*What is being asked*:
Copy out the data below as written; omit any images.

----------------------------------------

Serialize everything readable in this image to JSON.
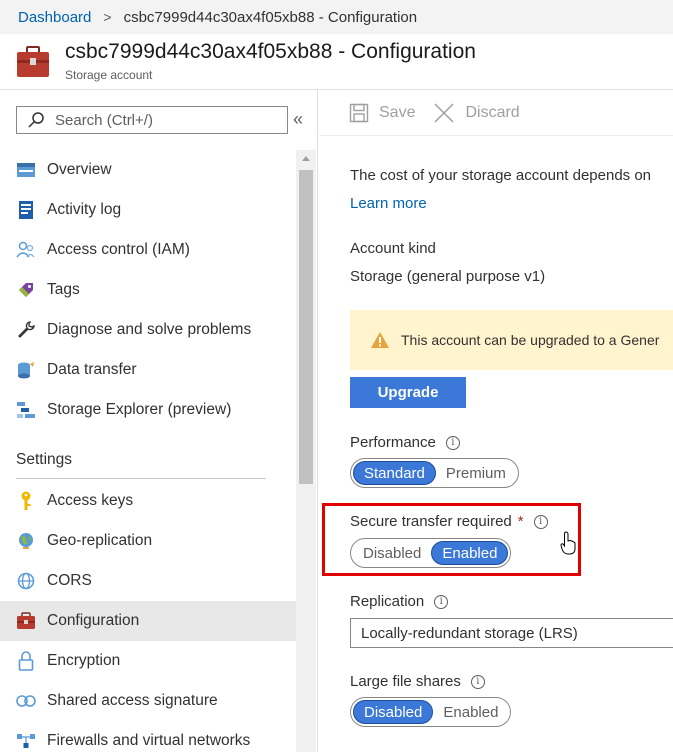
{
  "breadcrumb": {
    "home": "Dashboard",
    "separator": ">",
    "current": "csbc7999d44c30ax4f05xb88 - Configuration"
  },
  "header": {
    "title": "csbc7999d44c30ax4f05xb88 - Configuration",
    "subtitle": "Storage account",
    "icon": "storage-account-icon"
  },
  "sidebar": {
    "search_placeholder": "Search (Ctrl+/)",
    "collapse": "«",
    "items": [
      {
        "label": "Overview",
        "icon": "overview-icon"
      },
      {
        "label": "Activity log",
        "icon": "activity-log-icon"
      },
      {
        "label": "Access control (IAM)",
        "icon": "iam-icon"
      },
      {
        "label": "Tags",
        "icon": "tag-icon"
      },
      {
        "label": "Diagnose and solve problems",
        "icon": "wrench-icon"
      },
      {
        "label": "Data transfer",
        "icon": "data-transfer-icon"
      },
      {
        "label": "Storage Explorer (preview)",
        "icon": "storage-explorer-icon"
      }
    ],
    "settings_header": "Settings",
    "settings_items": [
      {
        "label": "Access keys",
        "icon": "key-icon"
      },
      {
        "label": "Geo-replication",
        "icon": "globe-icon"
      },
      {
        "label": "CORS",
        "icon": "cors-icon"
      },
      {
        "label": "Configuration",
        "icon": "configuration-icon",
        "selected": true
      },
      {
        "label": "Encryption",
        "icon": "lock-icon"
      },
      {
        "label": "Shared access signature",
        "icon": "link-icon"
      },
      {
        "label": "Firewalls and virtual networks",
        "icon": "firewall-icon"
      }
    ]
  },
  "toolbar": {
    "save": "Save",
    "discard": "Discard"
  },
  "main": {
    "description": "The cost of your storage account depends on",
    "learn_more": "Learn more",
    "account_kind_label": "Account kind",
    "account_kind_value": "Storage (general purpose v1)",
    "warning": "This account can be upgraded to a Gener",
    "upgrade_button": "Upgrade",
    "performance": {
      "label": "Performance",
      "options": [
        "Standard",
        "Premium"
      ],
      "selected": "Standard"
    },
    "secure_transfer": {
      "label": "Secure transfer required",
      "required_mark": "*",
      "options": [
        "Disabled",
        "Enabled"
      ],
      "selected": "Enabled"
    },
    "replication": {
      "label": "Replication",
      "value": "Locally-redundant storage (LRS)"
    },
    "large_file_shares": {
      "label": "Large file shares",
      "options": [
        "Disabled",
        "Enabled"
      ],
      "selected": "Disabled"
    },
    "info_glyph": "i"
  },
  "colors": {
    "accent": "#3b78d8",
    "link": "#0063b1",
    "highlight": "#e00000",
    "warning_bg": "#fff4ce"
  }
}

----------------------------------------

*Completed exercise*:
Serialize everything readable in this image to JSON.
{
  "breadcrumb": {
    "home": "Dashboard",
    "separator": ">",
    "current": "csbc7999d44c30ax4f05xb88 - Configuration"
  },
  "header": {
    "title": "csbc7999d44c30ax4f05xb88 - Configuration",
    "subtitle": "Storage account",
    "icon": "storage-account-icon"
  },
  "sidebar": {
    "search_placeholder": "Search (Ctrl+/)",
    "collapse": "«",
    "items": [
      {
        "label": "Overview",
        "icon": "overview-icon"
      },
      {
        "label": "Activity log",
        "icon": "activity-log-icon"
      },
      {
        "label": "Access control (IAM)",
        "icon": "iam-icon"
      },
      {
        "label": "Tags",
        "icon": "tag-icon"
      },
      {
        "label": "Diagnose and solve problems",
        "icon": "wrench-icon"
      },
      {
        "label": "Data transfer",
        "icon": "data-transfer-icon"
      },
      {
        "label": "Storage Explorer (preview)",
        "icon": "storage-explorer-icon"
      }
    ],
    "settings_header": "Settings",
    "settings_items": [
      {
        "label": "Access keys",
        "icon": "key-icon"
      },
      {
        "label": "Geo-replication",
        "icon": "globe-icon"
      },
      {
        "label": "CORS",
        "icon": "cors-icon"
      },
      {
        "label": "Configuration",
        "icon": "configuration-icon",
        "selected": true
      },
      {
        "label": "Encryption",
        "icon": "lock-icon"
      },
      {
        "label": "Shared access signature",
        "icon": "link-icon"
      },
      {
        "label": "Firewalls and virtual networks",
        "icon": "firewall-icon"
      }
    ]
  },
  "toolbar": {
    "save": "Save",
    "discard": "Discard"
  },
  "main": {
    "description": "The cost of your storage account depends on",
    "learn_more": "Learn more",
    "account_kind_label": "Account kind",
    "account_kind_value": "Storage (general purpose v1)",
    "warning": "This account can be upgraded to a Gener",
    "upgrade_button": "Upgrade",
    "performance": {
      "label": "Performance",
      "options": [
        "Standard",
        "Premium"
      ],
      "selected": "Standard"
    },
    "secure_transfer": {
      "label": "Secure transfer required",
      "required_mark": "*",
      "options": [
        "Disabled",
        "Enabled"
      ],
      "selected": "Enabled"
    },
    "replication": {
      "label": "Replication",
      "value": "Locally-redundant storage (LRS)"
    },
    "large_file_shares": {
      "label": "Large file shares",
      "options": [
        "Disabled",
        "Enabled"
      ],
      "selected": "Disabled"
    },
    "info_glyph": "i"
  },
  "colors": {
    "accent": "#3b78d8",
    "link": "#0063b1",
    "highlight": "#e00000",
    "warning_bg": "#fff4ce"
  }
}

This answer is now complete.